(Data excerpts)
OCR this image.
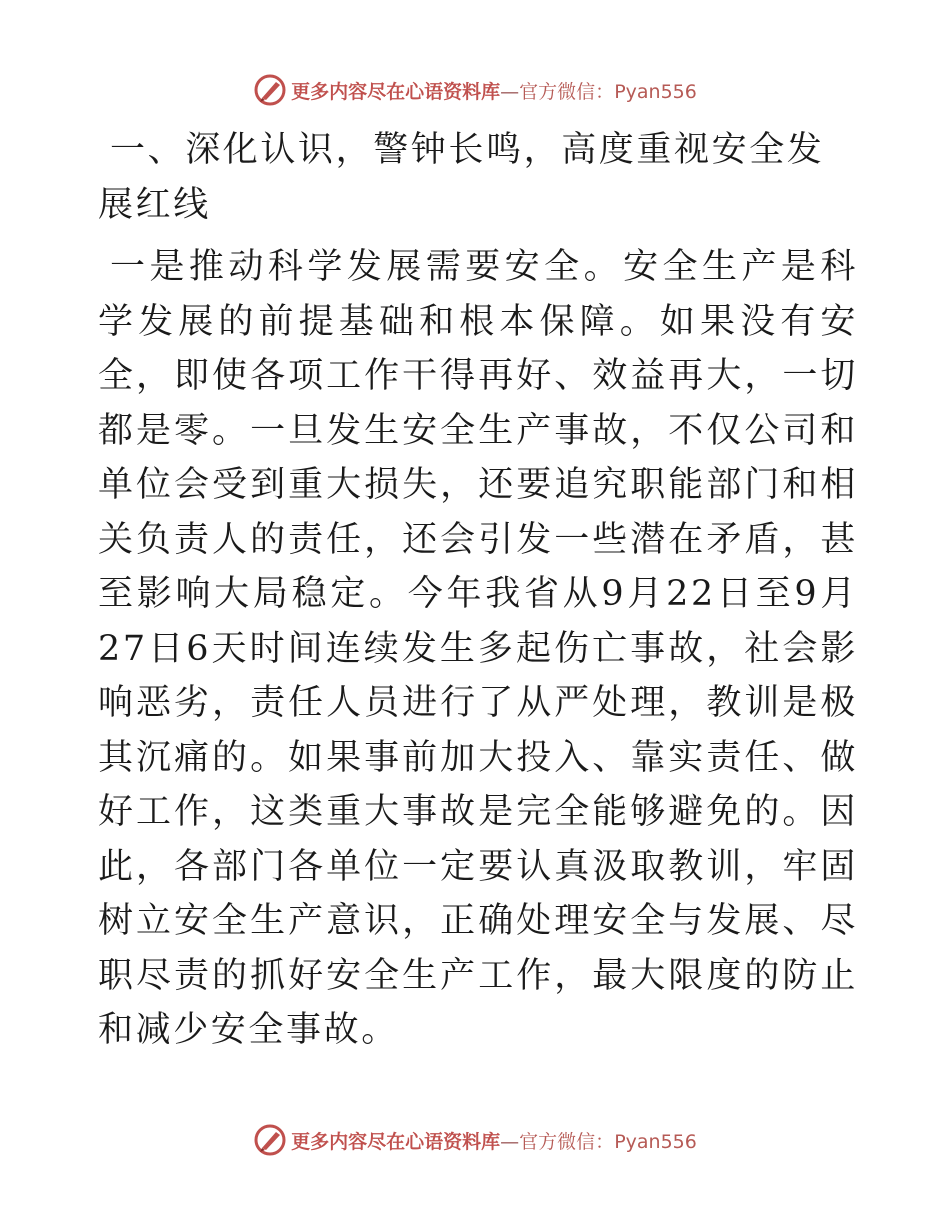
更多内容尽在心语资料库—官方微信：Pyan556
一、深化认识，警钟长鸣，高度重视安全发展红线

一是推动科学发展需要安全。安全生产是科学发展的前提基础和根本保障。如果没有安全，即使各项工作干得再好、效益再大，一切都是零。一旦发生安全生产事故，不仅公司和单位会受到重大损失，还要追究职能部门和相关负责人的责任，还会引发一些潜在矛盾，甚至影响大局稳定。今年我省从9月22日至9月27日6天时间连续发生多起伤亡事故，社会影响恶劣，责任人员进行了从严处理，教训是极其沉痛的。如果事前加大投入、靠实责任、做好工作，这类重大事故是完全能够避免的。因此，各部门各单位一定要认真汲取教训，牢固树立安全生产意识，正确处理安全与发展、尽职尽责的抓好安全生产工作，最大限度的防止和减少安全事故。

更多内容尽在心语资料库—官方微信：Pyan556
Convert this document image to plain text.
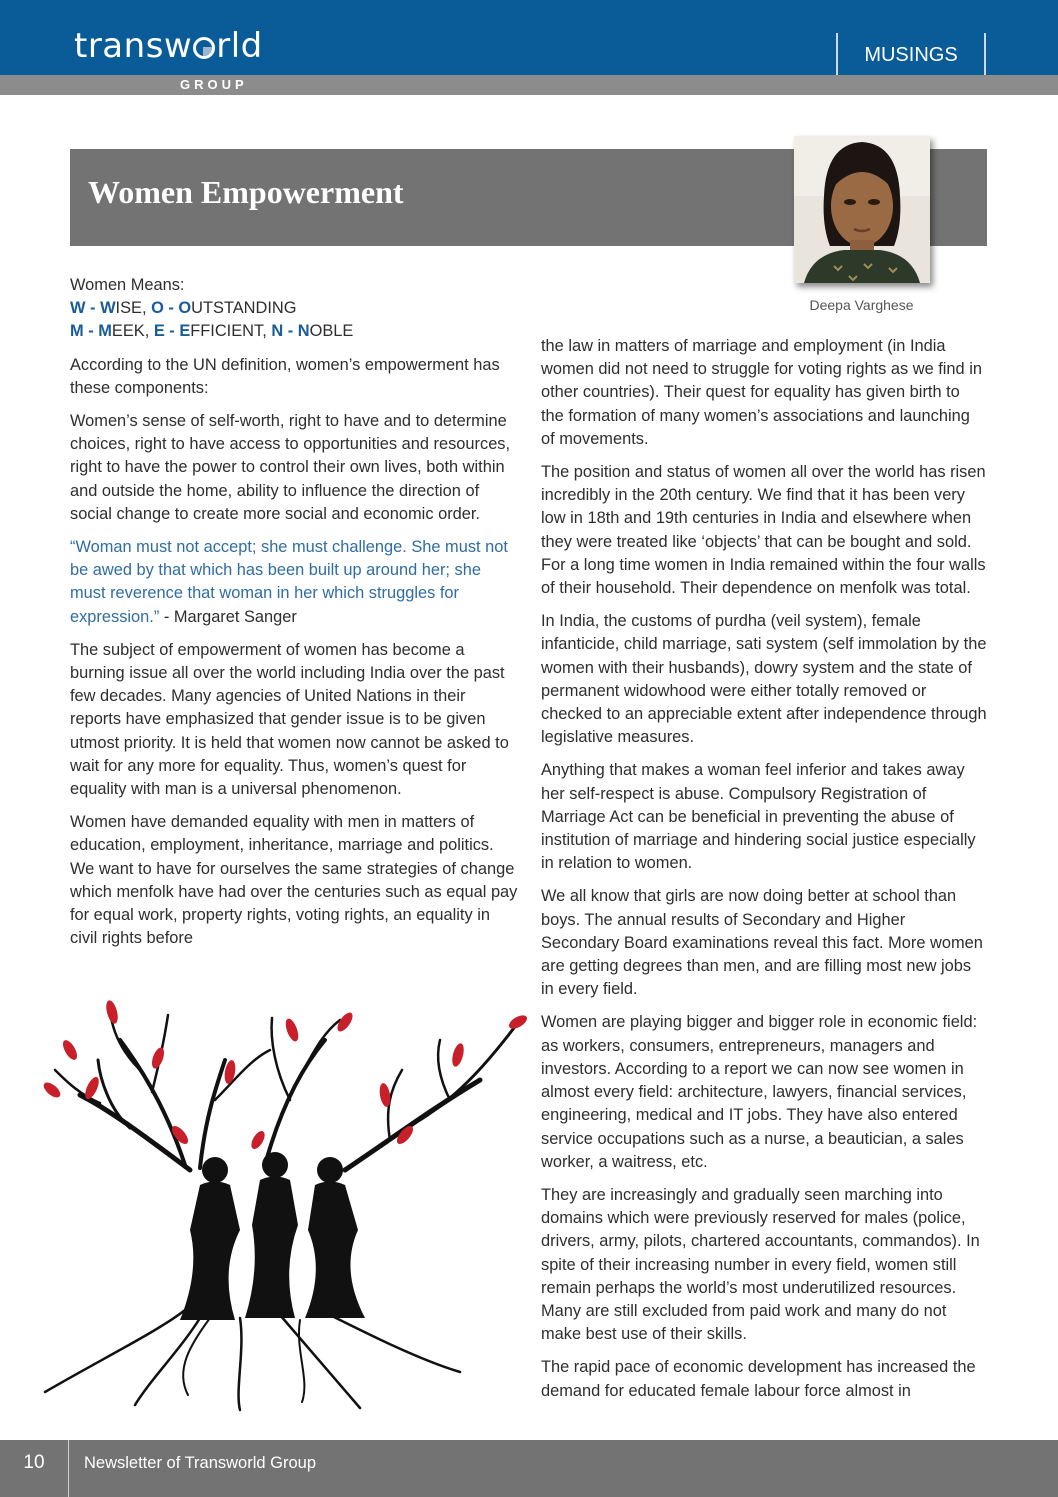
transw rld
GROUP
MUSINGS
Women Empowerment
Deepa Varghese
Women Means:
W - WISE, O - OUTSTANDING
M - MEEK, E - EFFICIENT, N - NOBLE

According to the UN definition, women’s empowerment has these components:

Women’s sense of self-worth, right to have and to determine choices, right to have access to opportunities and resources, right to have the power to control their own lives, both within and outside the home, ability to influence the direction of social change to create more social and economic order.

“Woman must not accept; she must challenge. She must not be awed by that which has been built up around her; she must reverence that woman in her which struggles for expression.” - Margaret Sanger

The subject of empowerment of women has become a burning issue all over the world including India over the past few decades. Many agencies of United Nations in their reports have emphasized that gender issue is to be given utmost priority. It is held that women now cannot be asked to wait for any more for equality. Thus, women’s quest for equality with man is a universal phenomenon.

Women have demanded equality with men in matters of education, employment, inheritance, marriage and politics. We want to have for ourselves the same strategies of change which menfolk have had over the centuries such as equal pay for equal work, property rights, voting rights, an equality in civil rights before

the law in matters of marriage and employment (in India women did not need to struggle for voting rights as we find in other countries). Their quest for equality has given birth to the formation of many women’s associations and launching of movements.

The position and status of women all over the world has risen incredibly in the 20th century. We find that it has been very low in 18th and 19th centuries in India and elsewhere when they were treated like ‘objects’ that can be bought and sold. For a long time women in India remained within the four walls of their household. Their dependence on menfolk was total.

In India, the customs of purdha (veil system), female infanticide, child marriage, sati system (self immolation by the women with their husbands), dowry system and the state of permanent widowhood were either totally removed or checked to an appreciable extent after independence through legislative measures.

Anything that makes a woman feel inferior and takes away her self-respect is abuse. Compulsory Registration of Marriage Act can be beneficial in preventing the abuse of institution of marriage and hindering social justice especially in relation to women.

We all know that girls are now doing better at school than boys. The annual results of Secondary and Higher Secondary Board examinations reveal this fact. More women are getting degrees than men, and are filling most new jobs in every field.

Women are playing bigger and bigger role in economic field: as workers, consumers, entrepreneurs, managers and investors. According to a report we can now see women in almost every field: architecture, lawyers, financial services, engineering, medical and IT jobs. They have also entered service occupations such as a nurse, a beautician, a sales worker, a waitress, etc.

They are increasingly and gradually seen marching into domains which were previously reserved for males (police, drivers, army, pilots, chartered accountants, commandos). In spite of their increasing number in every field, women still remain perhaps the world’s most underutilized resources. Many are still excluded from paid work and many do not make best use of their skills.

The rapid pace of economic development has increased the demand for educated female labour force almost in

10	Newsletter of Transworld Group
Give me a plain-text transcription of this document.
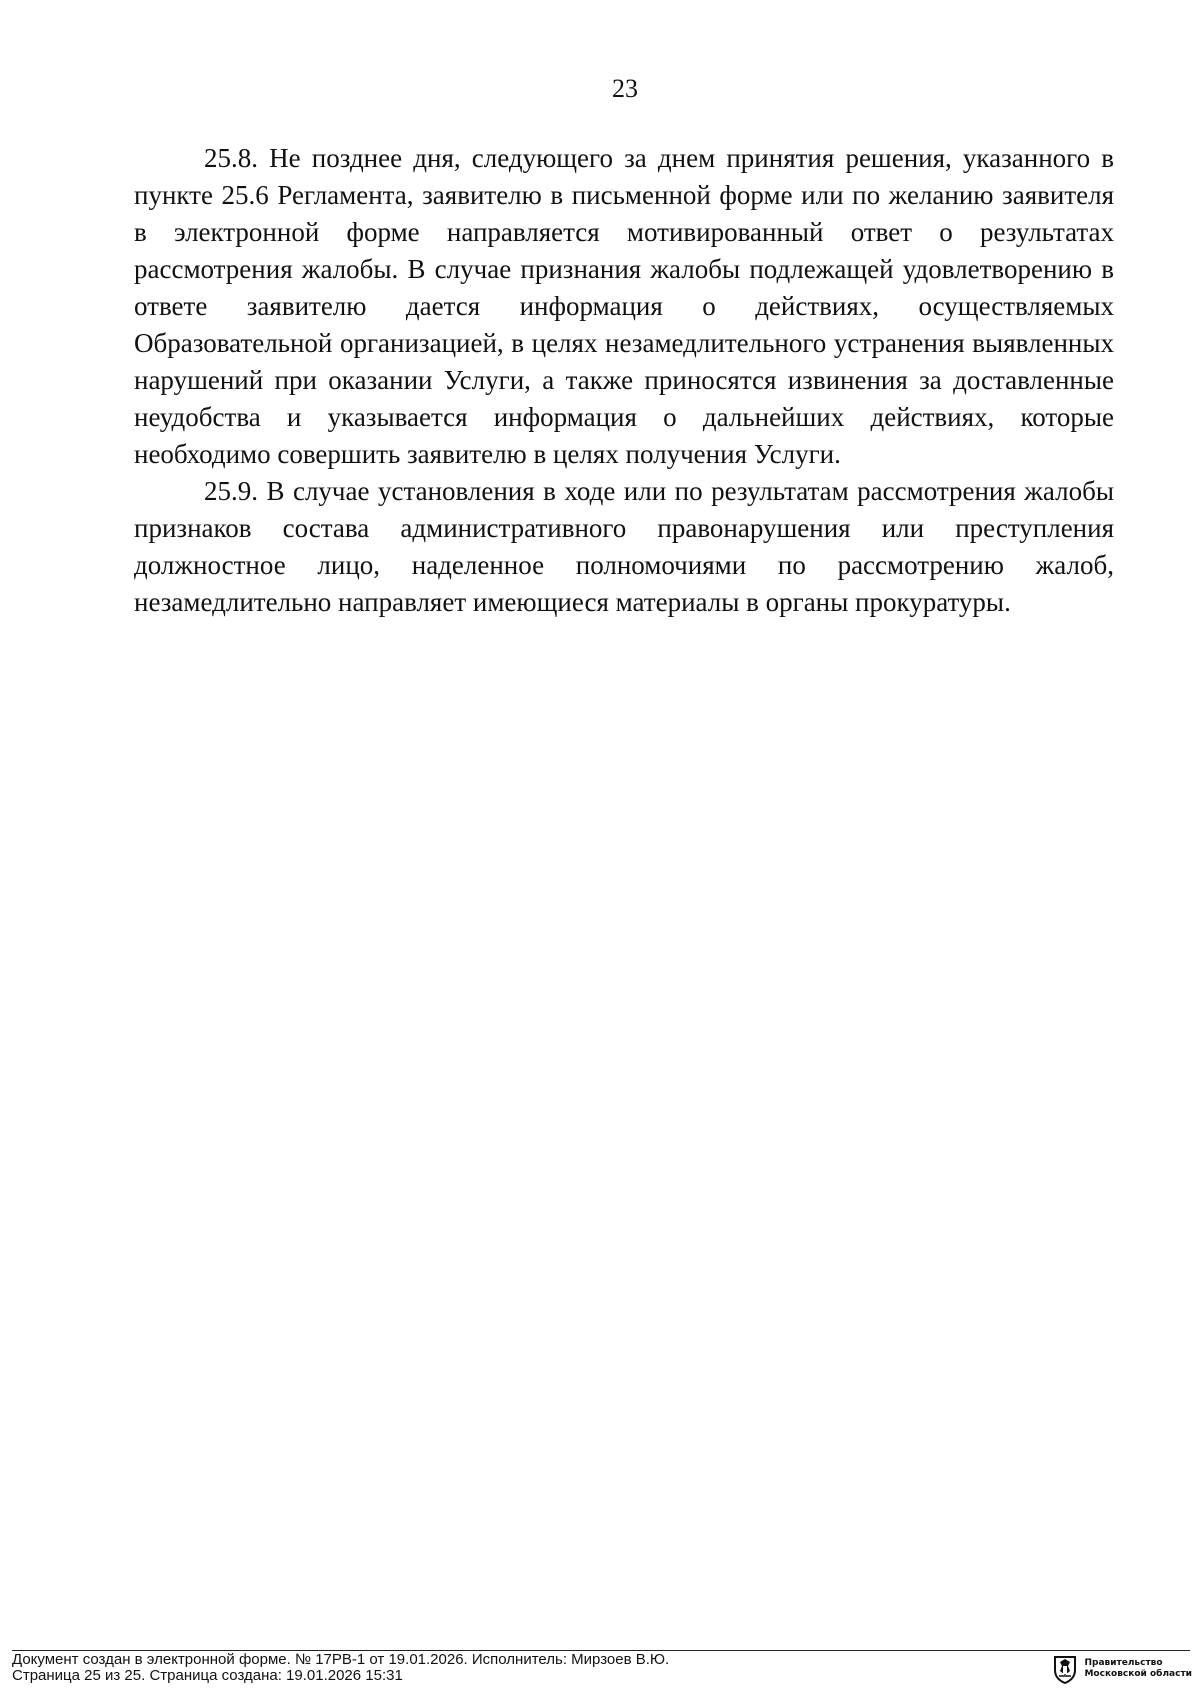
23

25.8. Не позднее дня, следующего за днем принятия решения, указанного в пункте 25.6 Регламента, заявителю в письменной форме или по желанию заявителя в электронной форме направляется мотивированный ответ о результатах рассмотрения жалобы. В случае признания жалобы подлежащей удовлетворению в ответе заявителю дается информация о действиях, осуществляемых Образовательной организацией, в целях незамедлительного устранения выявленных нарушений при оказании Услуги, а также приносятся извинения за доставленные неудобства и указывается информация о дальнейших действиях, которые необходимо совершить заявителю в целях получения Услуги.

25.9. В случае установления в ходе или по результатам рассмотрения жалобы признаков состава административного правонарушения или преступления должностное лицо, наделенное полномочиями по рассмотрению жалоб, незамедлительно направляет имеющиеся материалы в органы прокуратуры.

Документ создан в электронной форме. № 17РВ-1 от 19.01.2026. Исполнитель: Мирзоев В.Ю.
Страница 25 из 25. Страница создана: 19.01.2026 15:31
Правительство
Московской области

* _Task description_
Only the lines from the one containing "Give me a plain-text" through the last line of the entries above belong in the copy; reproduce them exactly and drop every picture.

* _Output of the task_
Give me a plain-text transcription of this document.
23

25.8. Не позднее дня, следующего за днем принятия решения, указанного в пункте 25.6 Регламента, заявителю в письменной форме или по желанию заявителя в электронной форме направляется мотивированный ответ о результатах рассмотрения жалобы. В случае признания жалобы подлежащей удовлетворению в ответе заявителю дается информация о действиях, осуществляемых Образовательной организацией, в целях незамедлительного устранения выявленных нарушений при оказании Услуги, а также приносятся извинения за доставленные неудобства и указывается информация о дальнейших действиях, которые необходимо совершить заявителю в целях получения Услуги.

25.9. В случае установления в ходе или по результатам рассмотрения жалобы признаков состава административного правонарушения или преступления должностное лицо, наделенное полномочиями по рассмотрению жалоб, незамедлительно направляет имеющиеся материалы в органы прокуратуры.

Документ создан в электронной форме. № 17РВ-1 от 19.01.2026. Исполнитель: Мирзоев В.Ю.
Страница 25 из 25. Страница создана: 19.01.2026 15:31
Правительство
Московской области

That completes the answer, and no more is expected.